[STATED EXERCISE]
Select the lines that hold the word "источник" and copy each one.

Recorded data

╭──

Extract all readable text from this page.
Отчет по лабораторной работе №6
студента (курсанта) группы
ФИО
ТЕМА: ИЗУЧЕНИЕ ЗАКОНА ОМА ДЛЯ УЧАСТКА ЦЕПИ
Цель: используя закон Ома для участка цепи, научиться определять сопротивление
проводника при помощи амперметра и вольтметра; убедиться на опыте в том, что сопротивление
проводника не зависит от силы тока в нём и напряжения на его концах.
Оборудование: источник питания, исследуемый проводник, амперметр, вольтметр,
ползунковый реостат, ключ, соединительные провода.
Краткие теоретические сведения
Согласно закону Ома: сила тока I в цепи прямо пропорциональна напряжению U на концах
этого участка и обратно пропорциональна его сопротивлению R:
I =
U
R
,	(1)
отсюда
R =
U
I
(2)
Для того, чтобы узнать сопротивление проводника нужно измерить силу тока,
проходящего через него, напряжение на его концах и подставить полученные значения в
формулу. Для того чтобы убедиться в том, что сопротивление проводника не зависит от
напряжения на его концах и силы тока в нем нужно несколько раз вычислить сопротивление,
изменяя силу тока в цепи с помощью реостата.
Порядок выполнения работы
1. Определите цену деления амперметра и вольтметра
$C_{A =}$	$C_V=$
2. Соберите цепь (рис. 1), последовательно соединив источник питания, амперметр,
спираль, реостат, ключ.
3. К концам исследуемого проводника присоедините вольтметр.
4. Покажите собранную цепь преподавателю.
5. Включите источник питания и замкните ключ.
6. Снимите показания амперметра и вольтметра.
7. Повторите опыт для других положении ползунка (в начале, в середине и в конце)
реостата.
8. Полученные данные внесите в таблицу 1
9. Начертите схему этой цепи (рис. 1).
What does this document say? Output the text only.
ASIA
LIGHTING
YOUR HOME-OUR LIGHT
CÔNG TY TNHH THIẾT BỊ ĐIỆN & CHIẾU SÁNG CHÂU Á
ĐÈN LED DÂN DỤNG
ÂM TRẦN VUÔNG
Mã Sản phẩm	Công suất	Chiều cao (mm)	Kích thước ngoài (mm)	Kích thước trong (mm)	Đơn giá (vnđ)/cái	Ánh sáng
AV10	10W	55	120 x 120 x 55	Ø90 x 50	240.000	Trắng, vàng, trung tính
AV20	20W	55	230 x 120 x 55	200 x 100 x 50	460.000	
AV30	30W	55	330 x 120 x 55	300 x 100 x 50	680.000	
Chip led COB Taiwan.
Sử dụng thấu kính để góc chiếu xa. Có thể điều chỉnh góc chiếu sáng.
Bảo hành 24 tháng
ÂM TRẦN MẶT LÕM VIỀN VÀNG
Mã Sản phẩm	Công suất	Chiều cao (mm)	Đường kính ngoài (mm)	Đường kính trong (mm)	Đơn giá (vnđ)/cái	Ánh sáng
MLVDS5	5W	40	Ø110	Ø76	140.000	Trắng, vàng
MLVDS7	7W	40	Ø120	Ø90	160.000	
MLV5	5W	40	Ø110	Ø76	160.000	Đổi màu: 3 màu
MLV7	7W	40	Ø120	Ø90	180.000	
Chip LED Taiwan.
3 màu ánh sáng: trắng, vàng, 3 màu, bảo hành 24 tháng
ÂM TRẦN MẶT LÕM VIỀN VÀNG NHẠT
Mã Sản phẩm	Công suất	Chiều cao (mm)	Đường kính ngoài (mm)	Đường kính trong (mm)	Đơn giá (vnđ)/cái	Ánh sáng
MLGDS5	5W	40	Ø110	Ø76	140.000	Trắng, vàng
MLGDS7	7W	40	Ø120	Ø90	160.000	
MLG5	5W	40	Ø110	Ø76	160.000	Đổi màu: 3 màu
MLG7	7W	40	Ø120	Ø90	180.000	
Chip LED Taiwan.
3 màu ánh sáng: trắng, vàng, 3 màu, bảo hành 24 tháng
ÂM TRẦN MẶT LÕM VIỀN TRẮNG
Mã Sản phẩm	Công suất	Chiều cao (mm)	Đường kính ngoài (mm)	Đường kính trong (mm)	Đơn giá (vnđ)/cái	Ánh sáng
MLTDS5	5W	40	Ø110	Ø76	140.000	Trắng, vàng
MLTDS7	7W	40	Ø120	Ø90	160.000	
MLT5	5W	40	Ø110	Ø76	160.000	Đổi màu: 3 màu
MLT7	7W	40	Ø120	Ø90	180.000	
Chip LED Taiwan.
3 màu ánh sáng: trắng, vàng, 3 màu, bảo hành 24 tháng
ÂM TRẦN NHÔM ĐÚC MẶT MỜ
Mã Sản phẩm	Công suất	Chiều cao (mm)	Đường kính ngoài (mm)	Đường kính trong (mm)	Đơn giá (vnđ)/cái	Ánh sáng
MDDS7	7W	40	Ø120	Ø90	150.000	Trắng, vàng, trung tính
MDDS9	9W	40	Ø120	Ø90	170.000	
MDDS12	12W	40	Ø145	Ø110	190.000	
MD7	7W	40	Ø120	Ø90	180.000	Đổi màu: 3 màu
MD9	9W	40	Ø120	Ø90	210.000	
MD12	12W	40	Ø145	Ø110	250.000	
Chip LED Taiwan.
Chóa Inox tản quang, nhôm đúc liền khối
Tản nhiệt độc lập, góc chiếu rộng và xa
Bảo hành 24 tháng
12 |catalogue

╰──

[SOLUTION TO THE EXERCISE]
Оборудование: источник питания, исследуемый проводник, амперметр, вольтметр,
2. Соберите цепь (рис. 1), последовательно соединив источник питания, амперметр,
5. Включите источник питания и замкните ключ.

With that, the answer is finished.